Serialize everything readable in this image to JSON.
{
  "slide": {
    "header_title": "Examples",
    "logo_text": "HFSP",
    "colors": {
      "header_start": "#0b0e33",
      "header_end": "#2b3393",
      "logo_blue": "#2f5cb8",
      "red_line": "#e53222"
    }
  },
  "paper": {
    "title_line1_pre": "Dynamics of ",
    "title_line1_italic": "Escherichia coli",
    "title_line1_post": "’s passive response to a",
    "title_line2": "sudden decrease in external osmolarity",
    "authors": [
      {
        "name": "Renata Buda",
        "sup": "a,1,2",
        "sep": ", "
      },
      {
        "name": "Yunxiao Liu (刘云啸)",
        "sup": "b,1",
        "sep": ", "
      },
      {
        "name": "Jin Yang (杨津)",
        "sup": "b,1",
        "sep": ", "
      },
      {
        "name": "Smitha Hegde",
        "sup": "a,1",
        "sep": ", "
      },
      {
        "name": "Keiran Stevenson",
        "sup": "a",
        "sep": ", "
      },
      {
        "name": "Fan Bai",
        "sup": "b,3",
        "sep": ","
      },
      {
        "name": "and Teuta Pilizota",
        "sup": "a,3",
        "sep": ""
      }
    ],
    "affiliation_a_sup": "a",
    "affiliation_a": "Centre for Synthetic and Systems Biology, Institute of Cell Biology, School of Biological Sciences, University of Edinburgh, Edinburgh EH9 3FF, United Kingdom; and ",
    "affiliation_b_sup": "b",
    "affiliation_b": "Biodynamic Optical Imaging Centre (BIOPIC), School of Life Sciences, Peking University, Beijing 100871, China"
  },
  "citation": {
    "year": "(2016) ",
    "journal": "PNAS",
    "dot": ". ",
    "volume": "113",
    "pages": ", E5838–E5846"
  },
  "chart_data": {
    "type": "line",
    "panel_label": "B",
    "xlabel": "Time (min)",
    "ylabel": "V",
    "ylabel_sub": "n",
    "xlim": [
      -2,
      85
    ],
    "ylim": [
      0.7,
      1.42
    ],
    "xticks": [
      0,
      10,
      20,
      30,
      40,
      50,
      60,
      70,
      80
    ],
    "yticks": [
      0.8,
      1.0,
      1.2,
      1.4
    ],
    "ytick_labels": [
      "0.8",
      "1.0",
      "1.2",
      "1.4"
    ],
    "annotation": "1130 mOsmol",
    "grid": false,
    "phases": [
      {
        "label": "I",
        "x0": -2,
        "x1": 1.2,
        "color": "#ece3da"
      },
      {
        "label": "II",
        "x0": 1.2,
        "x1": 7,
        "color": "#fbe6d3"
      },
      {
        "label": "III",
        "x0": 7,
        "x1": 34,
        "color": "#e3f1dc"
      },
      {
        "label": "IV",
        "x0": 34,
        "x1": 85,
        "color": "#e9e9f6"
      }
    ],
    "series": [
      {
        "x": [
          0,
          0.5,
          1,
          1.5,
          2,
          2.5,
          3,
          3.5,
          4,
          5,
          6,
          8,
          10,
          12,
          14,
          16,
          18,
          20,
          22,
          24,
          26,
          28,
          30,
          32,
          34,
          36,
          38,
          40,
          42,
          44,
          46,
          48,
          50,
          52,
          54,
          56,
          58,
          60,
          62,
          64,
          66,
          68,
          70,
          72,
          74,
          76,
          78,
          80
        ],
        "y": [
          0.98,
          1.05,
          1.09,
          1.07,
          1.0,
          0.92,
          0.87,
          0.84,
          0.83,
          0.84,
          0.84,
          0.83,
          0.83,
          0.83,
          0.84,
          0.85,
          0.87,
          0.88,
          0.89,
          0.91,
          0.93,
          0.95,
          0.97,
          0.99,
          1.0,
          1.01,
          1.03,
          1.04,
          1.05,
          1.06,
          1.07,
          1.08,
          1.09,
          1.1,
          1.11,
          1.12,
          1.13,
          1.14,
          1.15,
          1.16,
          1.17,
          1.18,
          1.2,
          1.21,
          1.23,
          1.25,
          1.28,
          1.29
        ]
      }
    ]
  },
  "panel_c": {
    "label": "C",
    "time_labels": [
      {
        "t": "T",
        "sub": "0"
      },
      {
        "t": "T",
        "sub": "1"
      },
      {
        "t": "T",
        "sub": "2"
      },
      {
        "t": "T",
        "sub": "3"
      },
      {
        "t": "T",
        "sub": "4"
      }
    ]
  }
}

TASK PROMPT:
What do the records say? Quote them all exactly.

EXERCISE SOLUTION:
Serialize everything readable in this image to JSON.
{
  "slide": {
    "header_title": "Examples",
    "logo_text": "HFSP",
    "colors": {
      "header_start": "#0b0e33",
      "header_end": "#2b3393",
      "logo_blue": "#2f5cb8",
      "red_line": "#e53222"
    }
  },
  "paper": {
    "title_line1_pre": "Dynamics of ",
    "title_line1_italic": "Escherichia coli",
    "title_line1_post": "’s passive response to a",
    "title_line2": "sudden decrease in external osmolarity",
    "authors": [
      {
        "name": "Renata Buda",
        "sup": "a,1,2",
        "sep": ", "
      },
      {
        "name": "Yunxiao Liu (刘云啸)",
        "sup": "b,1",
        "sep": ", "
      },
      {
        "name": "Jin Yang (杨津)",
        "sup": "b,1",
        "sep": ", "
      },
      {
        "name": "Smitha Hegde",
        "sup": "a,1",
        "sep": ", "
      },
      {
        "name": "Keiran Stevenson",
        "sup": "a",
        "sep": ", "
      },
      {
        "name": "Fan Bai",
        "sup": "b,3",
        "sep": ","
      },
      {
        "name": "and Teuta Pilizota",
        "sup": "a,3",
        "sep": ""
      }
    ],
    "affiliation_a_sup": "a",
    "affiliation_a": "Centre for Synthetic and Systems Biology, Institute of Cell Biology, School of Biological Sciences, University of Edinburgh, Edinburgh EH9 3FF, United Kingdom; and ",
    "affiliation_b_sup": "b",
    "affiliation_b": "Biodynamic Optical Imaging Centre (BIOPIC), School of Life Sciences, Peking University, Beijing 100871, China"
  },
  "citation": {
    "year": "(2016) ",
    "journal": "PNAS",
    "dot": ". ",
    "volume": "113",
    "pages": ", E5838–E5846"
  },
  "chart_data": {
    "type": "line",
    "panel_label": "B",
    "xlabel": "Time (min)",
    "ylabel": "V",
    "ylabel_sub": "n",
    "xlim": [
      -2,
      85
    ],
    "ylim": [
      0.7,
      1.42
    ],
    "xticks": [
      0,
      10,
      20,
      30,
      40,
      50,
      60,
      70,
      80
    ],
    "yticks": [
      0.8,
      1.0,
      1.2,
      1.4
    ],
    "ytick_labels": [
      "0.8",
      "1.0",
      "1.2",
      "1.4"
    ],
    "annotation": "1130 mOsmol",
    "grid": false,
    "phases": [
      {
        "label": "I",
        "x0": -2,
        "x1": 1.2,
        "color": "#ece3da"
      },
      {
        "label": "II",
        "x0": 1.2,
        "x1": 7,
        "color": "#fbe6d3"
      },
      {
        "label": "III",
        "x0": 7,
        "x1": 34,
        "color": "#e3f1dc"
      },
      {
        "label": "IV",
        "x0": 34,
        "x1": 85,
        "color": "#e9e9f6"
      }
    ],
    "series": [
      {
        "x": [
          0,
          0.5,
          1,
          1.5,
          2,
          2.5,
          3,
          3.5,
          4,
          5,
          6,
          8,
          10,
          12,
          14,
          16,
          18,
          20,
          22,
          24,
          26,
          28,
          30,
          32,
          34,
          36,
          38,
          40,
          42,
          44,
          46,
          48,
          50,
          52,
          54,
          56,
          58,
          60,
          62,
          64,
          66,
          68,
          70,
          72,
          74,
          76,
          78,
          80
        ],
        "y": [
          0.98,
          1.05,
          1.09,
          1.07,
          1.0,
          0.92,
          0.87,
          0.84,
          0.83,
          0.84,
          0.84,
          0.83,
          0.83,
          0.83,
          0.84,
          0.85,
          0.87,
          0.88,
          0.89,
          0.91,
          0.93,
          0.95,
          0.97,
          0.99,
          1.0,
          1.01,
          1.03,
          1.04,
          1.05,
          1.06,
          1.07,
          1.08,
          1.09,
          1.1,
          1.11,
          1.12,
          1.13,
          1.14,
          1.15,
          1.16,
          1.17,
          1.18,
          1.2,
          1.21,
          1.23,
          1.25,
          1.28,
          1.29
        ]
      }
    ]
  },
  "panel_c": {
    "label": "C",
    "time_labels": [
      {
        "t": "T",
        "sub": "0"
      },
      {
        "t": "T",
        "sub": "1"
      },
      {
        "t": "T",
        "sub": "2"
      },
      {
        "t": "T",
        "sub": "3"
      },
      {
        "t": "T",
        "sub": "4"
      }
    ]
  }
}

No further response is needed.